» Stated exercise: Output the records exactly as they appear, with no pictures included.

» Data records:

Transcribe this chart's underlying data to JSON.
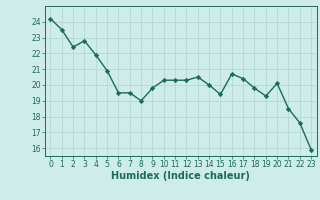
{
  "x": [
    0,
    1,
    2,
    3,
    4,
    5,
    6,
    7,
    8,
    9,
    10,
    11,
    12,
    13,
    14,
    15,
    16,
    17,
    18,
    19,
    20,
    21,
    22,
    23
  ],
  "y": [
    24.2,
    23.5,
    22.4,
    22.8,
    21.9,
    20.9,
    19.5,
    19.5,
    19.0,
    19.8,
    20.3,
    20.3,
    20.3,
    20.5,
    20.0,
    19.4,
    20.7,
    20.4,
    19.8,
    19.3,
    20.1,
    18.5,
    17.6,
    15.9
  ],
  "line_color": "#1a6b5a",
  "marker": "D",
  "marker_size": 2.2,
  "bg_color": "#ceecea",
  "grid_color": "#b0d4d0",
  "xlabel": "Humidex (Indice chaleur)",
  "ylim": [
    15.5,
    25.0
  ],
  "xlim": [
    -0.5,
    23.5
  ],
  "yticks": [
    16,
    17,
    18,
    19,
    20,
    21,
    22,
    23,
    24
  ],
  "xticks": [
    0,
    1,
    2,
    3,
    4,
    5,
    6,
    7,
    8,
    9,
    10,
    11,
    12,
    13,
    14,
    15,
    16,
    17,
    18,
    19,
    20,
    21,
    22,
    23
  ],
  "axis_color": "#1a6b5a",
  "tick_color": "#1a6b5a",
  "label_color": "#1a6b5a",
  "linewidth": 1.0,
  "tick_fontsize": 5.5,
  "xlabel_fontsize": 7.0
}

» Answer to this problem:
Transcribe this chart's underlying data to JSON.
{
  "x": [
    0,
    1,
    2,
    3,
    4,
    5,
    6,
    7,
    8,
    9,
    10,
    11,
    12,
    13,
    14,
    15,
    16,
    17,
    18,
    19,
    20,
    21,
    22,
    23
  ],
  "y": [
    24.2,
    23.5,
    22.4,
    22.8,
    21.9,
    20.9,
    19.5,
    19.5,
    19.0,
    19.8,
    20.3,
    20.3,
    20.3,
    20.5,
    20.0,
    19.4,
    20.7,
    20.4,
    19.8,
    19.3,
    20.1,
    18.5,
    17.6,
    15.9
  ],
  "line_color": "#1a6b5a",
  "marker": "D",
  "marker_size": 2.2,
  "bg_color": "#ceecea",
  "grid_color": "#b0d4d0",
  "xlabel": "Humidex (Indice chaleur)",
  "ylim": [
    15.5,
    25.0
  ],
  "xlim": [
    -0.5,
    23.5
  ],
  "yticks": [
    16,
    17,
    18,
    19,
    20,
    21,
    22,
    23,
    24
  ],
  "xticks": [
    0,
    1,
    2,
    3,
    4,
    5,
    6,
    7,
    8,
    9,
    10,
    11,
    12,
    13,
    14,
    15,
    16,
    17,
    18,
    19,
    20,
    21,
    22,
    23
  ],
  "axis_color": "#1a6b5a",
  "tick_color": "#1a6b5a",
  "label_color": "#1a6b5a",
  "linewidth": 1.0,
  "tick_fontsize": 5.5,
  "xlabel_fontsize": 7.0
}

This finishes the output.